Given instruction:
Find the word "exaggeration" in the records below. List each line containing it.

>> Begin Supplied records

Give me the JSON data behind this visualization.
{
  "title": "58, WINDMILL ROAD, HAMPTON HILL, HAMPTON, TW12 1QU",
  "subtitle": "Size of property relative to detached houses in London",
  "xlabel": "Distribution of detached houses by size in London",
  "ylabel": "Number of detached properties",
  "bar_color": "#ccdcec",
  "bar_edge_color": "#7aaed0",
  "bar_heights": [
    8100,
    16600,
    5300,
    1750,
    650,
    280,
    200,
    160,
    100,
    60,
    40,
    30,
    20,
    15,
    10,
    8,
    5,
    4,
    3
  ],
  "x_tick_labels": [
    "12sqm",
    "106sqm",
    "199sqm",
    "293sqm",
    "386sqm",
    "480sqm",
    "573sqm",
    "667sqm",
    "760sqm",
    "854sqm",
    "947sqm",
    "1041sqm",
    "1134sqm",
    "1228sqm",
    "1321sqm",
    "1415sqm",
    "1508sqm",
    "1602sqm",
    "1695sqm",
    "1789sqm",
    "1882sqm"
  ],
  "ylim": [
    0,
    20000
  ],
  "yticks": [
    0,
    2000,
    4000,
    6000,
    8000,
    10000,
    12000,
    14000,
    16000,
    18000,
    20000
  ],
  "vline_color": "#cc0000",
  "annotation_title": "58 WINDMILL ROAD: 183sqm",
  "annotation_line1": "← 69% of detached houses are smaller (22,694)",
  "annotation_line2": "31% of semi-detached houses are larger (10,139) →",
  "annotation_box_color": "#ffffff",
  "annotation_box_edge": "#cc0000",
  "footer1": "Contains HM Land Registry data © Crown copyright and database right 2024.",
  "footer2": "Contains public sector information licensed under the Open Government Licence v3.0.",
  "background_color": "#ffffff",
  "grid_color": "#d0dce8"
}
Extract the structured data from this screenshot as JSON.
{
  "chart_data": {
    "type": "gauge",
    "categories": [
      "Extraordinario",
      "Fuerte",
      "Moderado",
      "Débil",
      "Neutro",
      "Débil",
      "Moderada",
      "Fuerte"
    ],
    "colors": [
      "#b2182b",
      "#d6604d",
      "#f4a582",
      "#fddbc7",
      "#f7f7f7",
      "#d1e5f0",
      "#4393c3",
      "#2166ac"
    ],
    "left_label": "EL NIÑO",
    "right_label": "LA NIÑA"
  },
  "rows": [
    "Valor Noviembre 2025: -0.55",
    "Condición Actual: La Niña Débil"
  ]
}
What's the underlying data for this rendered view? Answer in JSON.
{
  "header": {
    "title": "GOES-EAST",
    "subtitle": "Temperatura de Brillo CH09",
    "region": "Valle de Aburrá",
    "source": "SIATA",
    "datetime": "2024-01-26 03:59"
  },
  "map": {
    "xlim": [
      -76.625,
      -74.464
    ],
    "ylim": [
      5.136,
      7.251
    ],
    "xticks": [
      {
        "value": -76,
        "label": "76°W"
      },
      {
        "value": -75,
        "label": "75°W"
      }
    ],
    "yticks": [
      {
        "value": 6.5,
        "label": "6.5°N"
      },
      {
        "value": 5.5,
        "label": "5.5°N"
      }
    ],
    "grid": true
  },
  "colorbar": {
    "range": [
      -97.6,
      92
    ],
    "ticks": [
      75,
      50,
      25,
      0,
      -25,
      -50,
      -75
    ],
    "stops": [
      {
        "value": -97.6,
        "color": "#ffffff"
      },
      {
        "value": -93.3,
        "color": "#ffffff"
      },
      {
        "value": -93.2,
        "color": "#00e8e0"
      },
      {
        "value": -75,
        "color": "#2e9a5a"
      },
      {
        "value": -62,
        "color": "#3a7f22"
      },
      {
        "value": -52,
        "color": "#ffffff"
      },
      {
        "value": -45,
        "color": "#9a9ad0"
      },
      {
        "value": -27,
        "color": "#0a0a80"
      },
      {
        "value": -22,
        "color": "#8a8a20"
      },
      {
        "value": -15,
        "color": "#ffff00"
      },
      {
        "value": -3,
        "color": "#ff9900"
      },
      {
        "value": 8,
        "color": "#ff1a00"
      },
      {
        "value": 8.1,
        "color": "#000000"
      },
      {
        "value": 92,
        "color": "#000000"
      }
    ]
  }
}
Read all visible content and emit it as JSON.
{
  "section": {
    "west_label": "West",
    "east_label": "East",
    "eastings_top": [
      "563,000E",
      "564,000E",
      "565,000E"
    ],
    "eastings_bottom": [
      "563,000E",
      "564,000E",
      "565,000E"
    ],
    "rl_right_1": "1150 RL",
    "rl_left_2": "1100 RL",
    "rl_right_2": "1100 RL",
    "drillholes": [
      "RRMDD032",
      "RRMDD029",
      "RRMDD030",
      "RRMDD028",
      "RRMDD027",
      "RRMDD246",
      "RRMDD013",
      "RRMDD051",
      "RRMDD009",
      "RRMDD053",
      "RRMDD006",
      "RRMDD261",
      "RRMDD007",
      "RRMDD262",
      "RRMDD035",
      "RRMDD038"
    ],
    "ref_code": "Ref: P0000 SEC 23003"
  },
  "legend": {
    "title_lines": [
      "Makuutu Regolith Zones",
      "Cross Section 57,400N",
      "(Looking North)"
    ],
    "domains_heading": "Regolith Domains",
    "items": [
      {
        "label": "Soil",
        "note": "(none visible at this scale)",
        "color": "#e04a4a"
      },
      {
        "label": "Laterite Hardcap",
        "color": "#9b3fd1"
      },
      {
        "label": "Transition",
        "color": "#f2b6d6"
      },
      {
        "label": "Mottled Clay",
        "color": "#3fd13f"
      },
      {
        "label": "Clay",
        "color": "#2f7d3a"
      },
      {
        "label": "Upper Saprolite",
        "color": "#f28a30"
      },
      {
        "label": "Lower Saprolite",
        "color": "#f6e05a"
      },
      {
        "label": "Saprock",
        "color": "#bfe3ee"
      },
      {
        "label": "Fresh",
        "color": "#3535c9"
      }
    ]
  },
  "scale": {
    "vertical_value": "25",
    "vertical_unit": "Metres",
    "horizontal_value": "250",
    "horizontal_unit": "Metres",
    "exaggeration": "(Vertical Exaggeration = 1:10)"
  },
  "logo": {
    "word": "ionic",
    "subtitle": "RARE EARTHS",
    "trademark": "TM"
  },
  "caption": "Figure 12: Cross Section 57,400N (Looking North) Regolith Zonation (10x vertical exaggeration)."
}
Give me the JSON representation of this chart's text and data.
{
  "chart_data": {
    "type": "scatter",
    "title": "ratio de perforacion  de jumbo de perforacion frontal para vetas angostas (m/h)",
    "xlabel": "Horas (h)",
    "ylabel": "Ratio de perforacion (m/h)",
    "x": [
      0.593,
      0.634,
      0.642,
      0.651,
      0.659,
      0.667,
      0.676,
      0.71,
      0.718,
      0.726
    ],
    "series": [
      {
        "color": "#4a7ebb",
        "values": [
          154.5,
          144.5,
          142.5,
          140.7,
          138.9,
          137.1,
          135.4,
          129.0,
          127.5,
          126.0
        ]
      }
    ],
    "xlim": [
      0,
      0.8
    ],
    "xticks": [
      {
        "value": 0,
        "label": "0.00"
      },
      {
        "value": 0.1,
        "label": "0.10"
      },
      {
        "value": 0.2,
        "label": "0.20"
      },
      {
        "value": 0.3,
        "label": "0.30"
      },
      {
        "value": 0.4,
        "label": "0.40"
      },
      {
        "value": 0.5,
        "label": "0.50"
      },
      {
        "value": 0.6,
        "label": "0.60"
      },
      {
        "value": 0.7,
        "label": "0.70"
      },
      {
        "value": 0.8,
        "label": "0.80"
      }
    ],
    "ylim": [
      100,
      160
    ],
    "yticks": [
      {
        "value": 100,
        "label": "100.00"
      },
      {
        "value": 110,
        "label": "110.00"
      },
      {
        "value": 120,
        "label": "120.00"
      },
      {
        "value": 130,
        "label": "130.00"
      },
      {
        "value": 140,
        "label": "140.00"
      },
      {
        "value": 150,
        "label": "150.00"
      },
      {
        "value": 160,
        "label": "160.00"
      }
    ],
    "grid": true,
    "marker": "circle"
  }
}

>> End Supplied records

Solved problem:
    "exaggeration": "(Vertical Exaggeration = 1:10)"
  "caption": "Figure 12: Cross Section 57,400N (Looking North) Regolith Zonation (10x vertical exaggeration)."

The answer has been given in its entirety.